The real count and potential bigger move, gets decided on the next decline from here.
Although you would think that by listing to the media, this is going to new break the Oct 2007 ATH by the end of the year.
One of the most interesting things I found about using this chart is the red lines on the RSI, if you look back in history there have been very few occasions, where this has exceeded this area.
I had to go back to Nov 1996, to find the last time.
Overbought is an understatement, but overbought can stay overbought for longer than traders can stay solvent, but we are at prior areas on the RSI where reversals have taken place.
Furthermore, I have what I wanted in terms of price structure on many markets I am tracking.
My work does not simply revolve around one or two markets, I follow many, to get clues on the ideas that we are looking to trade.
Long term I have a few ideas I am working with, but they are reserved for members, but as I have stated in prior articles, macro counts are for show, and not really of benefit to many traders or investors, as by the time you find out you are right or wrong, 2 or 3 years has passed.
There is a big difference between trading a thesis and remaining stubborn, to actually trading the tape that is in front of you.
That's means trading up and down, as members have been doing over the past few months.
Should it really matter to which direction the markets move?
The last time I checked, if you get the direction right and it's a wining trade, you make money.
Or have the rules changed?
EUR/USD
I left readers last week with the 2 options we were following, and as long as the 138 handle held, I was looking higher.
"We are working 2 ideas here, as long as price stays above the 138 handle here, I am looking higher going into next week, the DX virtually mirrors this pair, so at this stage it appears the EUR/USD pair has higher to go."
An early dip early last week came near support at 13850 and held well, from there I knew we needed to be looking higher, but the idea also became clearer, as it switched to the triangle option, and more upside was needed, as the DX also looked like the triangle had become the preferred option.
So I was working the thrust all last week for a terminal move, it had us looking higher until evidence of a reversal.
Fridays price action on the EUR smashed many crosses, and may now have indicated a reversal and the triangle thrust is finished, although I am working a potential flat as an option but that would still need back under 137 from here.
For both ideas, last week's high has to hold.
There appears to be a potential small 5 wave decline off last week's high, and encouraging for the US$ bulls and EUR/USD bears. So I think going into next week there should be some good opportunities on this pair.
Members will get to see this pair and many more markets that I follow, I tend to focus on the cleaner patterns and if a pair is looking messy or some confusion, then we go looking for something else.
That's the great thing about Elliott Wave.
If used properly and in the right hands, Elliott Wave theory is a great tool.
There are some good Elliotticians out in the trading world that can still use this technique, sadly it's been abused and the reputation has been tarnished greatly, due to some high profile Elliotticians failing victim to not respecting the trends in a market and not respecting price action.
I guess calling for crashes every month/week, does not help.
Any corrective rally from here ideally needs to be contained via the 14150-14170 area.
EUR/GBP
This was another pair, that we were tracking, as the equity markets was waiting on the FOMC to deliver its announcement, we still had this on the radar, and last week I was looking for a bounce into the 0.8820-0.8870 area.
Last week's chart.
This week's chart.
_ _ _ _ _ _ _
> [Short exercise]
Resume the market commentary from its final sentence, carrying it on in the same voice. The lines that follow the market commentary play no part in the work.

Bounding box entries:
_ _ _ _ _ _ _
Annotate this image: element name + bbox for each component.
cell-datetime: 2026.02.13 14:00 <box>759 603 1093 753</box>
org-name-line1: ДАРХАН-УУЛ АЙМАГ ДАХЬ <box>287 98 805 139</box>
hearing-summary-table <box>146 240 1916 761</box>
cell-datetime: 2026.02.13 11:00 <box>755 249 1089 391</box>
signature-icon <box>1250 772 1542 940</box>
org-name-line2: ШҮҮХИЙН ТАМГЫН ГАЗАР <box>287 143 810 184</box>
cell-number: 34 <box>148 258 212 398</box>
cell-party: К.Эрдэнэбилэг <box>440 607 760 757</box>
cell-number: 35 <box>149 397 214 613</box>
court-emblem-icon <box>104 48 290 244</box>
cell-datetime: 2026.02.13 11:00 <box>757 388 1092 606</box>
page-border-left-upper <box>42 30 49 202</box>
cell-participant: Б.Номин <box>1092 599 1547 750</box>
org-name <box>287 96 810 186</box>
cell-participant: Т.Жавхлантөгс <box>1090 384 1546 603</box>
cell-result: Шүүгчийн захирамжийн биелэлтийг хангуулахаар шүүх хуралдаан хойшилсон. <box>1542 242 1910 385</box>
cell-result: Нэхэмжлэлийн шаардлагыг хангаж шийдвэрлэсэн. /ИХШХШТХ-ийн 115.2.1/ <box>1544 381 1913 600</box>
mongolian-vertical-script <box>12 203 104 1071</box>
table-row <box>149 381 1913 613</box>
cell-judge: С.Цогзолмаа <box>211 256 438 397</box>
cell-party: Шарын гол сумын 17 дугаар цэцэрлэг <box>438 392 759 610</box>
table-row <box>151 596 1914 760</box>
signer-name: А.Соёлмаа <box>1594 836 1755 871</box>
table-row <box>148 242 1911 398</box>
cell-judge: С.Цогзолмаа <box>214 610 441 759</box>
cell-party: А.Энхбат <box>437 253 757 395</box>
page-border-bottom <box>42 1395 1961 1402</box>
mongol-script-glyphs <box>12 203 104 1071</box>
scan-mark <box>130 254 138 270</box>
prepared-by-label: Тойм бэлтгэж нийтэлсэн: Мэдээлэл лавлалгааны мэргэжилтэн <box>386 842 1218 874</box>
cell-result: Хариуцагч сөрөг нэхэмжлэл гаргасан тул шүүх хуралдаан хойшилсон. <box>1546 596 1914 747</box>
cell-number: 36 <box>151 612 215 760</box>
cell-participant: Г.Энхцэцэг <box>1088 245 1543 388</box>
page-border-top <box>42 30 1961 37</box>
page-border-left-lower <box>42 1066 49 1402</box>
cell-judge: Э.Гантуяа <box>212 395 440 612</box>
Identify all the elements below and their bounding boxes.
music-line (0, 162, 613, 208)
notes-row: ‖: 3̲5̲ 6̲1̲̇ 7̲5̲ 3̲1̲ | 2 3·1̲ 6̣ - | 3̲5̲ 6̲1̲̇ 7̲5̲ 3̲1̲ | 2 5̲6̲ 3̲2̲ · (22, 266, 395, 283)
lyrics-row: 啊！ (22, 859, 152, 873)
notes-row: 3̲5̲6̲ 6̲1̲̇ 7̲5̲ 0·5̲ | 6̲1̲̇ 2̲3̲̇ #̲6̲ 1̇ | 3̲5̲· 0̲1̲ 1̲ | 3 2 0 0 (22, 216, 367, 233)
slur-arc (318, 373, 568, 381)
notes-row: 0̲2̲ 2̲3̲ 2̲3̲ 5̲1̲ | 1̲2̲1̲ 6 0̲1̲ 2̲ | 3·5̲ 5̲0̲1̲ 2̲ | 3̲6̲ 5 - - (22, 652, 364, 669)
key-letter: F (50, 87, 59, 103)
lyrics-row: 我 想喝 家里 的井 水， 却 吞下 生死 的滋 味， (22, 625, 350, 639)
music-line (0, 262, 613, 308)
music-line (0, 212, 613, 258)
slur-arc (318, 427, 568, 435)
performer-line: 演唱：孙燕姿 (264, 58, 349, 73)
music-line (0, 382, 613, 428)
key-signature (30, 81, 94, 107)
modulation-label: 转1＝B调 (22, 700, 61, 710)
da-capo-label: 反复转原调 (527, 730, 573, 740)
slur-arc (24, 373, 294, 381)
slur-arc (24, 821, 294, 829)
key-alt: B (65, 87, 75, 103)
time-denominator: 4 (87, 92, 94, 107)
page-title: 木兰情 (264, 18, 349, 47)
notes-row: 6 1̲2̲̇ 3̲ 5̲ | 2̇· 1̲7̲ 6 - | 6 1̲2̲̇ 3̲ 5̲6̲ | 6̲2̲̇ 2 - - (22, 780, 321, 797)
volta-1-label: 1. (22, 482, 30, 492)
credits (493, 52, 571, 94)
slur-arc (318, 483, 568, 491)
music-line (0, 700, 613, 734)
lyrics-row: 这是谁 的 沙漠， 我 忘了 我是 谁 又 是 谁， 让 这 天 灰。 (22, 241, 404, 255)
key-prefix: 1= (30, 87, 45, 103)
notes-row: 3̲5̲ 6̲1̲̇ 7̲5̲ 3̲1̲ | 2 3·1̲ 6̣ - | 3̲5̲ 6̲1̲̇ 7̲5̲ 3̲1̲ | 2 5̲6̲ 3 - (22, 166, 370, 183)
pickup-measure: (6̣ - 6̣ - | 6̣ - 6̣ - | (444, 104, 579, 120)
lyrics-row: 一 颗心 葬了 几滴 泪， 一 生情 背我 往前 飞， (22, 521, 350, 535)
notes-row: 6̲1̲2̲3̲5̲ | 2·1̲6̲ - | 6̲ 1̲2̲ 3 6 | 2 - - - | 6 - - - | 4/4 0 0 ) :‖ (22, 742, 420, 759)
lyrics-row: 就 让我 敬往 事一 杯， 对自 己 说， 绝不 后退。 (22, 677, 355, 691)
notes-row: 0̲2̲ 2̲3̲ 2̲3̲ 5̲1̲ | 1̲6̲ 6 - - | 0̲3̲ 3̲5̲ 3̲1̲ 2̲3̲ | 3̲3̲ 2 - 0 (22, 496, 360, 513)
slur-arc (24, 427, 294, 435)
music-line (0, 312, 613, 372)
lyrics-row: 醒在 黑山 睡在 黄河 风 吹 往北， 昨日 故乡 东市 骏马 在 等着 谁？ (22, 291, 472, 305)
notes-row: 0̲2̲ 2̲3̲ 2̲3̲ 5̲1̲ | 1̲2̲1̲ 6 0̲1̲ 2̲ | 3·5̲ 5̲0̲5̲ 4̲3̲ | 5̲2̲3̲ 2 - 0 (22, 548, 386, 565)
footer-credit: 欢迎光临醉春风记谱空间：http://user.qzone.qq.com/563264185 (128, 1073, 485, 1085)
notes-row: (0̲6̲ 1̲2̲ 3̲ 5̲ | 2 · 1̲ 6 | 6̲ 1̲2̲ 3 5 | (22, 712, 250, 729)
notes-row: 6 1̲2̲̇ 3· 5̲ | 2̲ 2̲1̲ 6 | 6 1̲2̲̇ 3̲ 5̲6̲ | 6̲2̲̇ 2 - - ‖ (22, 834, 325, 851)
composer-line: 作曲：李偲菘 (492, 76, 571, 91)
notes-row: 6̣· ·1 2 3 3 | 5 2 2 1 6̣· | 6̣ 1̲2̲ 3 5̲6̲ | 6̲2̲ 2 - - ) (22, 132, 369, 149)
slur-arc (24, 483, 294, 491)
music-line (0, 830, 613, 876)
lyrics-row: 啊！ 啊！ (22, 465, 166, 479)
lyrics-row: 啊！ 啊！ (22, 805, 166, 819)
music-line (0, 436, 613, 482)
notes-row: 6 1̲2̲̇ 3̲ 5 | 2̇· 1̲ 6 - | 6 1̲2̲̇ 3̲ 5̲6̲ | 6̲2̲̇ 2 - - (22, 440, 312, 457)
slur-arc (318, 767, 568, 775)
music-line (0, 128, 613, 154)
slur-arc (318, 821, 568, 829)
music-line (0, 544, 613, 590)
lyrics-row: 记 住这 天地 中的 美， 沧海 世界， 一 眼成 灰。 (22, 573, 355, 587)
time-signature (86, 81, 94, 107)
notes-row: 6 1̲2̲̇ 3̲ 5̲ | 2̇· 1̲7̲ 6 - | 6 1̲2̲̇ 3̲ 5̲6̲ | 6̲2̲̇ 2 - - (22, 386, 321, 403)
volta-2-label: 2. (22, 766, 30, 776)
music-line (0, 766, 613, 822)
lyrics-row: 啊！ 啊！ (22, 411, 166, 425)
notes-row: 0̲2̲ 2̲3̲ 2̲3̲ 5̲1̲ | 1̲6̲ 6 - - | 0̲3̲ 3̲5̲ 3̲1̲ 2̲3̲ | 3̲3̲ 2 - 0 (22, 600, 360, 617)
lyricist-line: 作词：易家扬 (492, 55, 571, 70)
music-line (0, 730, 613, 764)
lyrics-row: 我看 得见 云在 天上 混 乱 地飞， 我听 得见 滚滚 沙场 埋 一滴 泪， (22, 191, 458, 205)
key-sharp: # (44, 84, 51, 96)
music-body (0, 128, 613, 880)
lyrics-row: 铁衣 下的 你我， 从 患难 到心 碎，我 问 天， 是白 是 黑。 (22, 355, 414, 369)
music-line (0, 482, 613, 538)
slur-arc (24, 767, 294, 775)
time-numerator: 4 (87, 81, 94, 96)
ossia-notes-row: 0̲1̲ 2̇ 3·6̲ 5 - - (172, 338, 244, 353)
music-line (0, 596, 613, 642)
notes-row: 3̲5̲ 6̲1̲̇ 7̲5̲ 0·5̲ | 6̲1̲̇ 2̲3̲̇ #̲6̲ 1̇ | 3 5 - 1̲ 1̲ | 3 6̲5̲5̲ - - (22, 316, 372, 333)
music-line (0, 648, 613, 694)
_ _ _ _ _ _ _
> [The reply]
With the weakness shown in the EUR crosses on Friday, this further helped our positions in selling this pair, I am working a much larger idea, and depending on the eventual move lower, will help with a large term idea I am working with.
But as I have repeated before, those macro and large term counts are not really where you make the money, nor is it where Elliott Wave is useful.
Short term charts like the charts above, is where you make the $$$$.
I will leave the macro calls to the "hero's" that are looking for the chocolate teapot awards, the 15, 60 & 240 min charts are where Elliott Wave is useful.
Depending on any follow through here, will tell me if we have a more substantial decline kicking in, or an alt count is that it's a b wave low and a reversal to above last week's highs is coming, but I have some areas above, that until busted, I want to focus lower over the coming week, against those areas.
Like last week, this was a welcome bonus and just keeps delivering the goods, once it starts to get complicated and stop throwing up clean patterns, we will toss it aside and look for something else.
"If it ain`t broke why fix it?
In these markets, we grab what we can, as its tough trading conditions, with POMO`s and free money and news from every corner of the world daily, its making trading very difficult, as I am sure many readers will attest to.
With a little bit of effort, there are setups out there, you just got to go and look for them, but that's we do day in day out.
ZN 10 yr note
We have been tracking this ED (Ending Diagonal) idea for few weeks now, and this is something I want to take into next week, as if the expected outcome (as shown) transpires, then I think there is going to a terrific trade setting up. We have a level a bit higher up where we can control risk, so we know where we are wrong on this setup.
Do you think Ben Bernanke is watching this setup?
I am far from any expert on mortgage rates and yields, I only follow patterns and price.
I do know that the FED can't control the market, and it's the market that will set the rates, and whilst the FED may be able to suppress rates for a short while, eventually sentiment against US treasury paper is going to reverse and cause havoc on the FED`s ideas of trying to suppress mortgage rates.
Already we are seeing the spread between the 10 & 30 yr distort, as buyers appear to be shunning the 30Yr Bond and moving down the curve, as seen in this chart.
So I think attention now to Bonds and the 10yr note is warranted, as both look like they could be on the verge of a breaking down.
The FED thinks it can have its cake and "eat it".
By printing more money the FED is trying to suppress the long end of the curve via the 30yr and 10 yr paper, and keep the stock market elevated at the same time.
This may work in the short term, but eventually something is going to give, and currently it suggests the FED is going to come unstuck with trying to suppress yields, either the stock market is going to break down or the long end of the treasury curve is going to break down.
Maybe even both?
Looking into next week, I still think we are likely to see a reversal from these levels in many markets, but confirmation will be needed 1st.
It's the next correction/decline that will help determine the larger idea on the US markets.
Already I am seeing some patterns that look like they could have the makings of a reversal, but as long as the markets keep throwing up patterns to trade.
We will keep trading them at wavepatterntraders.com
This is what we do week in week out. We go looking for setups to trade.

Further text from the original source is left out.